--- BEGIN DATA SUPPLIED ---
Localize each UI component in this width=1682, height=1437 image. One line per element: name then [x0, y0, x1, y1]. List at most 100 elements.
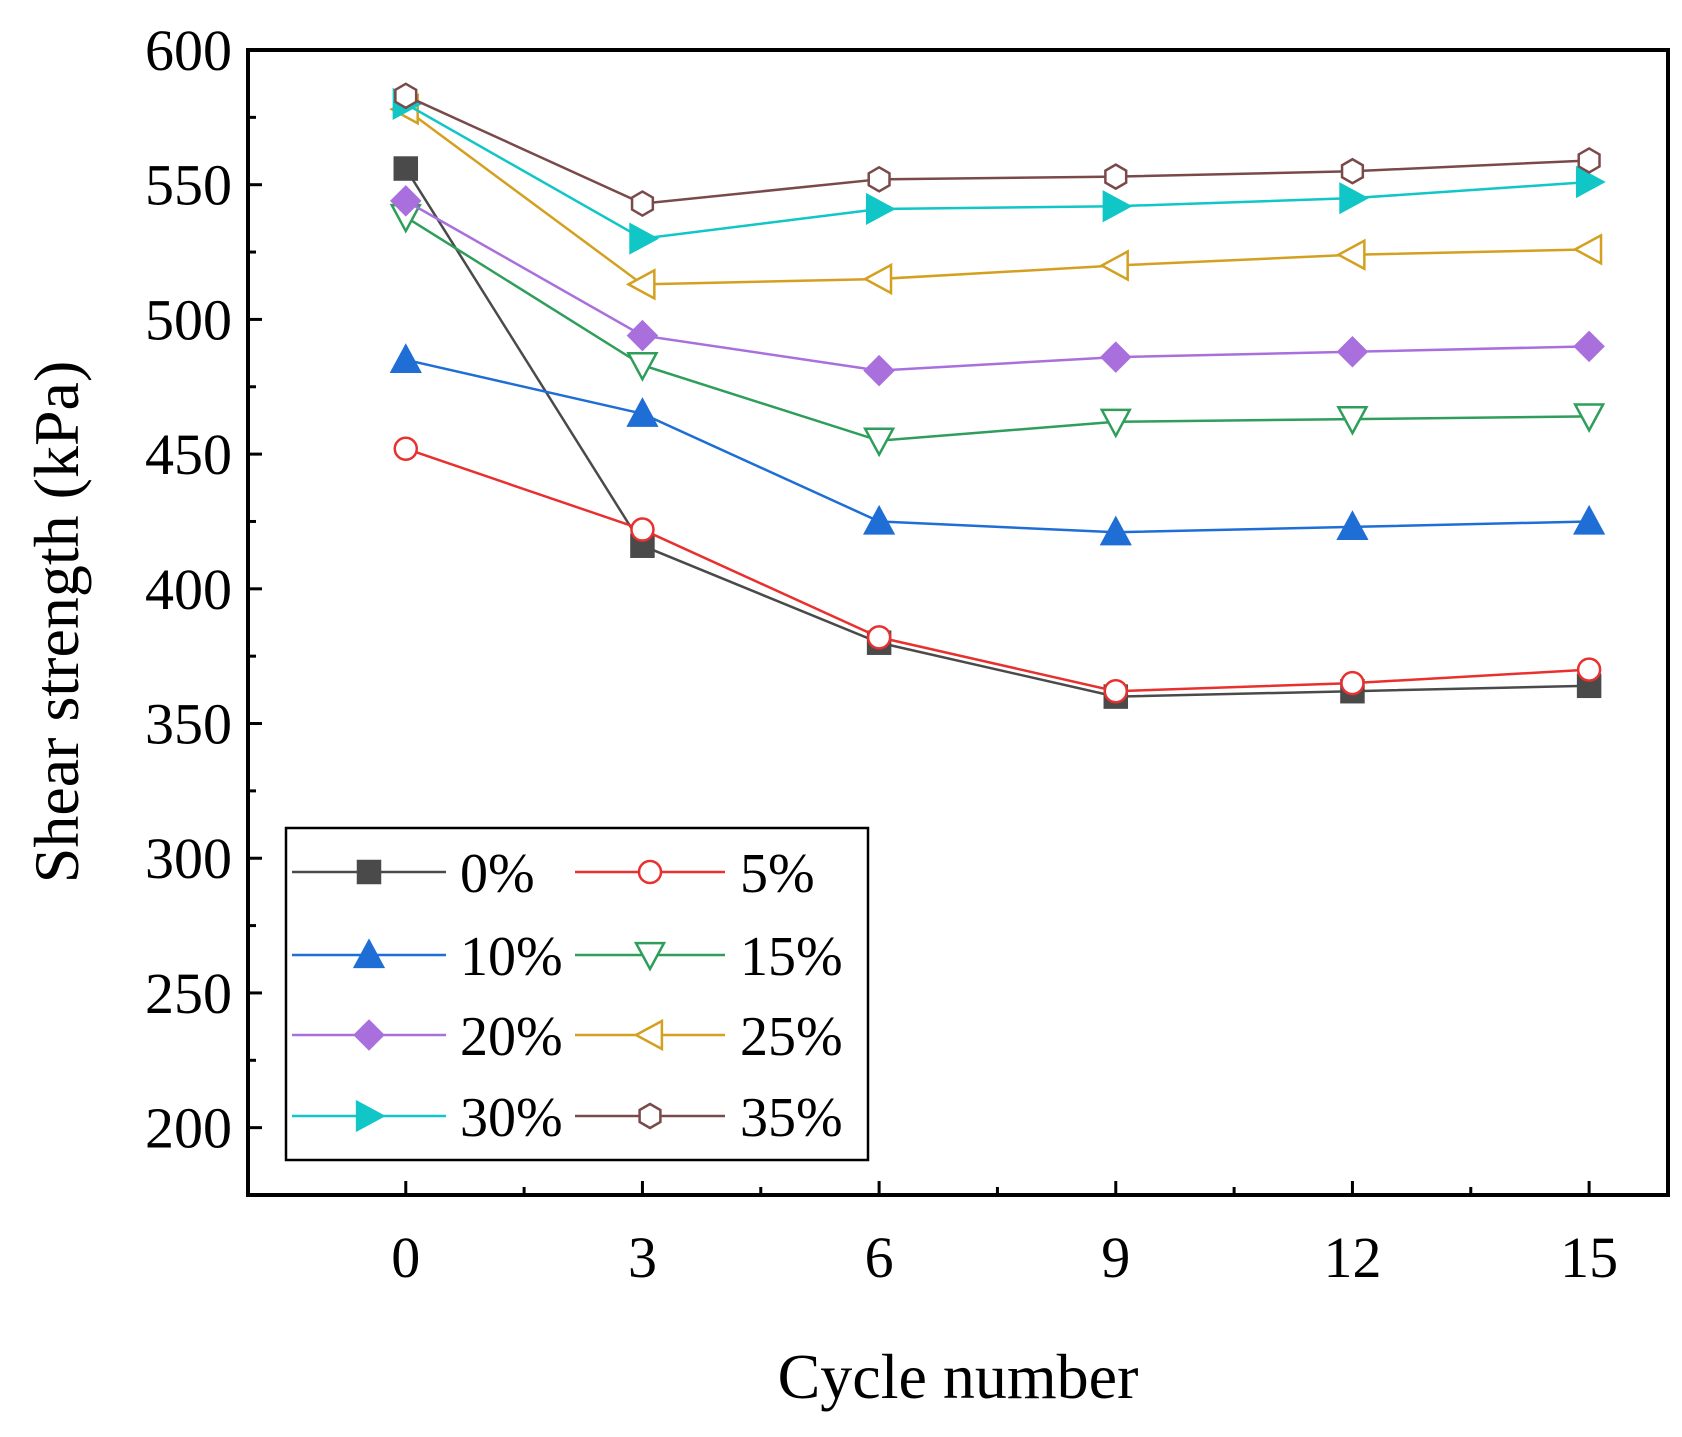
data-point — [1339, 182, 1370, 215]
data-point — [1573, 330, 1605, 363]
legend-label: 10% — [460, 926, 563, 988]
legend-item: 35% — [575, 1087, 843, 1149]
data-point — [1336, 510, 1369, 541]
data-point — [865, 192, 896, 226]
data-point — [389, 343, 422, 373]
series-2 — [393, 436, 1602, 704]
series-line — [405, 199, 1590, 372]
legend-item: 30% — [292, 1087, 563, 1149]
series-line — [405, 108, 1590, 286]
data-point — [1573, 504, 1606, 535]
series-6 — [389, 93, 1603, 301]
data-point — [1575, 165, 1606, 199]
data-point — [1340, 670, 1365, 696]
x-tick-label: 0 — [391, 1225, 420, 1290]
legend-marker — [356, 859, 382, 885]
x-tick-label: 12 — [1323, 1225, 1381, 1290]
legend-marker — [352, 938, 386, 969]
data-point — [626, 352, 659, 382]
series-layer — [389, 82, 1606, 709]
data-point — [630, 517, 655, 542]
y-tick-label: 550 — [145, 153, 232, 218]
y-tick-label: 350 — [145, 692, 232, 757]
legend-label: 30% — [460, 1087, 563, 1149]
legend-item: 25% — [575, 1006, 843, 1068]
legend-marker — [355, 1099, 386, 1133]
data-point — [390, 185, 422, 217]
legend-label: 15% — [740, 926, 843, 988]
data-point — [1099, 249, 1129, 282]
legend-marker — [633, 1018, 664, 1052]
data-point — [1102, 190, 1133, 223]
legend-marker — [353, 1019, 385, 1051]
data-point — [1099, 515, 1132, 546]
y-tick-label: 200 — [145, 1096, 232, 1161]
data-point — [626, 397, 659, 427]
x-axis-title: Cycle number — [778, 1341, 1139, 1412]
data-point — [863, 427, 896, 458]
data-point — [394, 82, 418, 110]
legend-item: 15% — [575, 926, 843, 988]
data-point — [625, 268, 656, 301]
y-tick-label: 500 — [145, 287, 232, 352]
data-point — [1572, 233, 1603, 266]
data-point — [1577, 147, 1601, 174]
data-point — [393, 436, 419, 461]
legend-label: 35% — [740, 1087, 843, 1149]
data-point — [1336, 405, 1369, 436]
legend-item: 20% — [292, 1006, 563, 1068]
data-point — [1099, 408, 1132, 439]
data-point — [867, 165, 891, 193]
data-point — [862, 262, 893, 296]
legend-item: 5% — [575, 843, 815, 905]
y-tick-label: 400 — [145, 557, 232, 622]
y-tick-label: 250 — [145, 961, 232, 1026]
data-point — [1336, 335, 1369, 368]
series-line — [404, 167, 1590, 698]
series-line — [405, 102, 1590, 240]
series-3 — [389, 343, 1606, 546]
data-point — [629, 222, 660, 255]
data-point — [1340, 157, 1365, 185]
series-line — [405, 358, 1590, 534]
series-line — [405, 94, 1590, 205]
data-point — [1100, 341, 1132, 373]
y-tick-label: 300 — [145, 826, 232, 891]
legend-label: 20% — [460, 1006, 563, 1068]
legend-marker — [638, 1102, 662, 1130]
series-line — [405, 447, 1590, 693]
x-tick-label: 9 — [1101, 1225, 1130, 1290]
series-5 — [390, 185, 1605, 387]
data-point — [863, 354, 895, 387]
data-point — [866, 625, 892, 650]
legend-item: 10% — [292, 926, 563, 988]
data-point — [1104, 163, 1128, 191]
y-tick-label: 450 — [145, 422, 232, 487]
plot-frame — [246, 48, 1670, 1197]
data-point — [630, 190, 655, 218]
data-point — [393, 156, 419, 181]
legend: 0% 5% 10% 15% 20% 25% 30% 35% — [284, 826, 870, 1162]
legend-box — [284, 826, 870, 1162]
x-tick-label: 15 — [1560, 1225, 1618, 1290]
legend-label: 25% — [740, 1006, 843, 1068]
x-tick-label: 6 — [865, 1225, 894, 1290]
series-8 — [394, 82, 1601, 218]
y-tick-label: 600 — [145, 18, 232, 83]
data-point — [1573, 403, 1606, 434]
ticks-layer: 200 250 300 350 400 450 500 550 600 0 3 6 9 12 15 — [145, 18, 1618, 1290]
y-axis-title: Shear strength (kPa) — [21, 361, 92, 884]
data-point — [626, 319, 659, 352]
x-tick-label: 3 — [628, 1225, 657, 1290]
data-point — [1103, 678, 1129, 704]
legend-label: 0% — [460, 843, 535, 905]
data-point — [863, 504, 896, 535]
series-4 — [389, 203, 1606, 458]
data-point — [1576, 657, 1602, 682]
series-line — [405, 215, 1590, 442]
legend-item: 0% — [292, 843, 535, 905]
legend-marker — [637, 859, 663, 885]
legend-label: 5% — [740, 843, 815, 905]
--- END DATA SUPPLIED ---
* [EXERCISE DESCRIPTION]: Render the rows as a JSON list of strings, one per row, starting at the row containing "data-point — [1339, 182, 1370, 215]" and ending at the row containing "series-line — [405, 94, 1590, 205]".

* [THE OUTPUT]:
[
  "data-point — [1339, 182, 1370, 215]",
  "data-point — [1573, 330, 1605, 363]",
  "legend-label: 10% — [460, 926, 563, 988]",
  "legend-item: 35% — [575, 1087, 843, 1149]",
  "data-point — [1336, 510, 1369, 541]",
  "data-point — [865, 192, 896, 226]",
  "data-point — [389, 343, 422, 373]",
  "series-2 — [393, 436, 1602, 704]",
  "series-line — [405, 199, 1590, 372]",
  "legend-item: 30% — [292, 1087, 563, 1149]",
  "series-line — [405, 108, 1590, 286]",
  "data-point — [1573, 504, 1606, 535]",
  "series-6 — [389, 93, 1603, 301]",
  "data-point — [1575, 165, 1606, 199]",
  "data-point — [1340, 670, 1365, 696]",
  "x-tick-label: 0 — [391, 1225, 420, 1290]",
  "legend-marker — [356, 859, 382, 885]",
  "x-tick-label: 12 — [1323, 1225, 1381, 1290]",
  "legend-marker — [352, 938, 386, 969]",
  "data-point — [626, 352, 659, 382]",
  "series-layer — [389, 82, 1606, 709]",
  "data-point — [630, 517, 655, 542]",
  "y-tick-label: 550 — [145, 153, 232, 218]",
  "y-tick-label: 350 — [145, 692, 232, 757]",
  "legend-label: 30% — [460, 1087, 563, 1149]",
  "legend-item: 25% — [575, 1006, 843, 1068]",
  "legend-marker — [355, 1099, 386, 1133]",
  "data-point — [390, 185, 422, 217]",
  "legend-label: 15% — [740, 926, 843, 988]",
  "data-point — [1099, 249, 1129, 282]",
  "legend-marker — [633, 1018, 664, 1052]",
  "data-point — [1102, 190, 1133, 223]",
  "legend-marker — [353, 1019, 385, 1051]",
  "data-point — [1099, 515, 1132, 546]",
  "y-tick-label: 200 — [145, 1096, 232, 1161]",
  "data-point — [626, 397, 659, 427]",
  "x-axis-title: Cycle number — [778, 1341, 1139, 1412]",
  "data-point — [863, 427, 896, 458]",
  "data-point — [394, 82, 418, 110]",
  "legend-item: 15% — [575, 926, 843, 988]",
  "data-point — [625, 268, 656, 301]",
  "y-tick-label: 500 — [145, 287, 232, 352]",
  "data-point — [1572, 233, 1603, 266]",
  "data-point — [1577, 147, 1601, 174]",
  "data-point — [393, 436, 419, 461]",
  "legend-label: 35% — [740, 1087, 843, 1149]",
  "data-point — [1336, 405, 1369, 436]",
  "legend-item: 20% — [292, 1006, 563, 1068]",
  "data-point — [1099, 408, 1132, 439]",
  "data-point — [867, 165, 891, 193]",
  "data-point — [862, 262, 893, 296]",
  "legend-item: 5% — [575, 843, 815, 905]",
  "y-tick-label: 400 — [145, 557, 232, 622]",
  "y-tick-label: 250 — [145, 961, 232, 1026]",
  "data-point — [1336, 335, 1369, 368]",
  "series-line — [404, 167, 1590, 698]",
  "series-line — [405, 102, 1590, 240]",
  "series-3 — [389, 343, 1606, 546]",
  "data-point — [629, 222, 660, 255]",
  "data-point — [1340, 157, 1365, 185]",
  "series-line — [405, 358, 1590, 534]",
  "series-line — [405, 94, 1590, 205]"
]